Objective -
Using the material below, work out how many lines contain the word "times". Reply with the number and nothing more.

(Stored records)
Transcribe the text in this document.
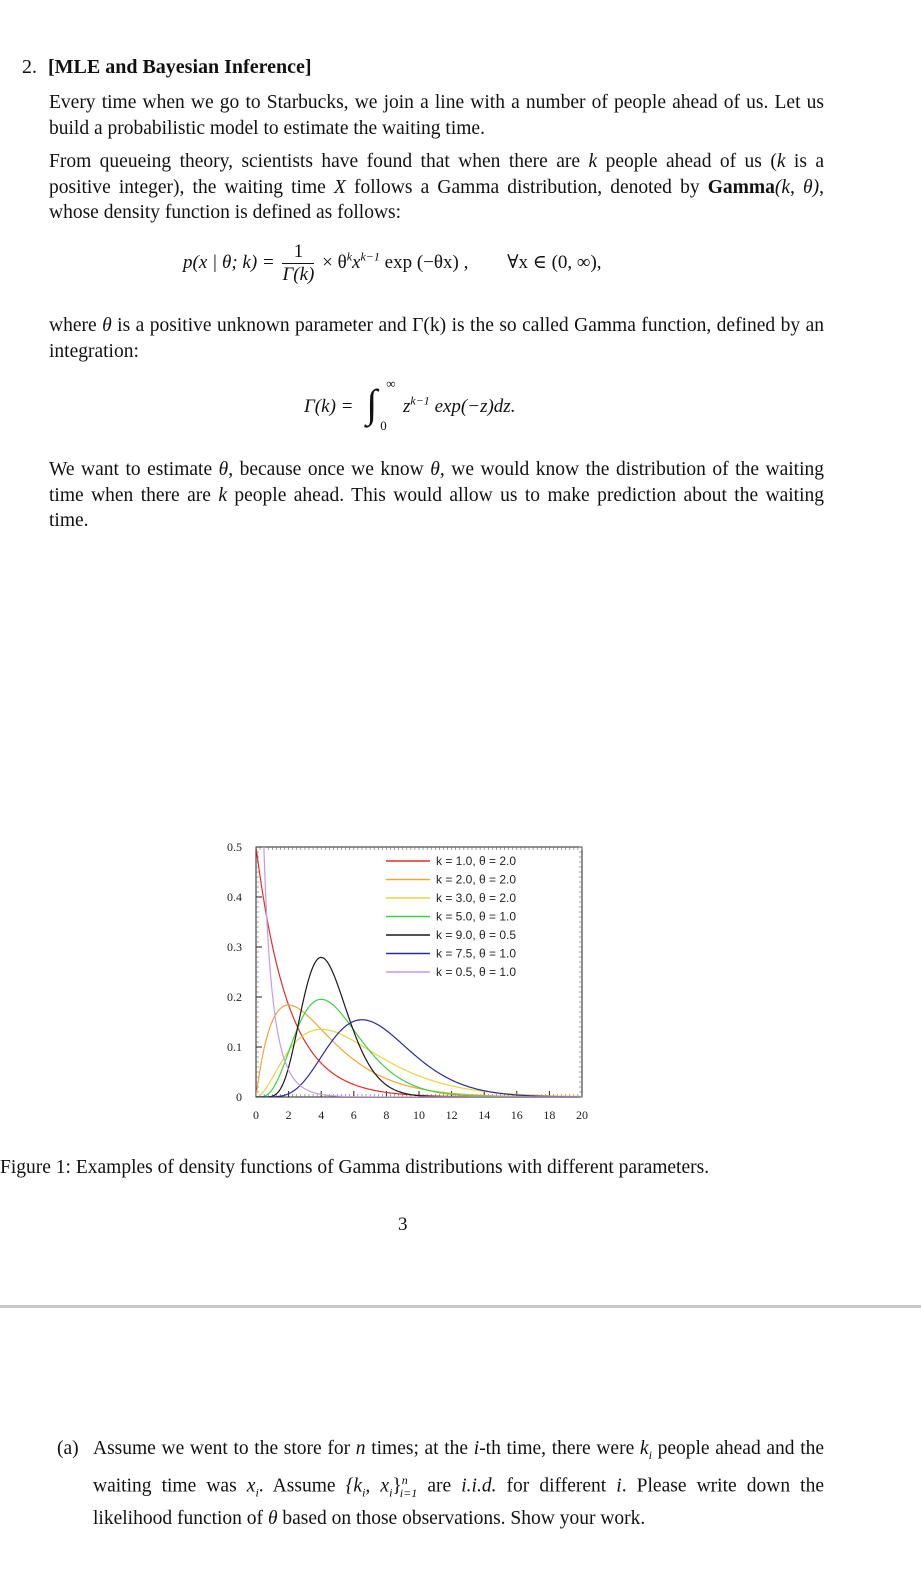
2. [MLE and Bayesian Inference]
Every time when we go to Starbucks, we join a line with a number of people ahead of us. Let us build a probabilistic model to estimate the waiting time.
From queueing theory, scientists have found that when there are k people ahead of us (k is a positive integer), the waiting time X follows a Gamma distribution, denoted by Gamma(k, θ), whose density function is defined as follows:
p(x | θ; $k) = \frac{1}{\Gamma(k)} \times \theta^kx^{k-1}$ exp (−θx) , ∀x ∈ (0, ∞),
where θ is a positive unknown parameter and Γ(k) is the so called Gamma function, defined by an integration:
Γ(k) = ∫ ∞
0
$z^{k-1}$ exp(−z)dz.
We want to estimate θ, because once we know θ, we would know the distribution of the waiting time when there are k people ahead. This would allow us to make prediction about the waiting time.
0 2 4 6 8 10 12 14 16 18 20
0
0.1
0.2
0.3
0.4
0.5
k = 1.0, θ = 2.0
k = 2.0, θ = 2.0
k = 3.0, θ = 2.0
k = 5.0, θ = 1.0
k = 9.0, θ = 0.5
k = 7.5, θ = 1.0
k = 0.5, θ = 1.0
Figure 1: Examples of density functions of Gamma distributions with different parameters.
3
(a) Assume we went to the store for n times; at the i-th time, there were $k_i$ people ahead and the waiting time was $x_i$. Assume {$k_i$, $x_i\}^n_{i=1}$ are i.i.d. for different i. Please write down the likelihood function of θ based on those observations. Show your work.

Solution for this exercise -
2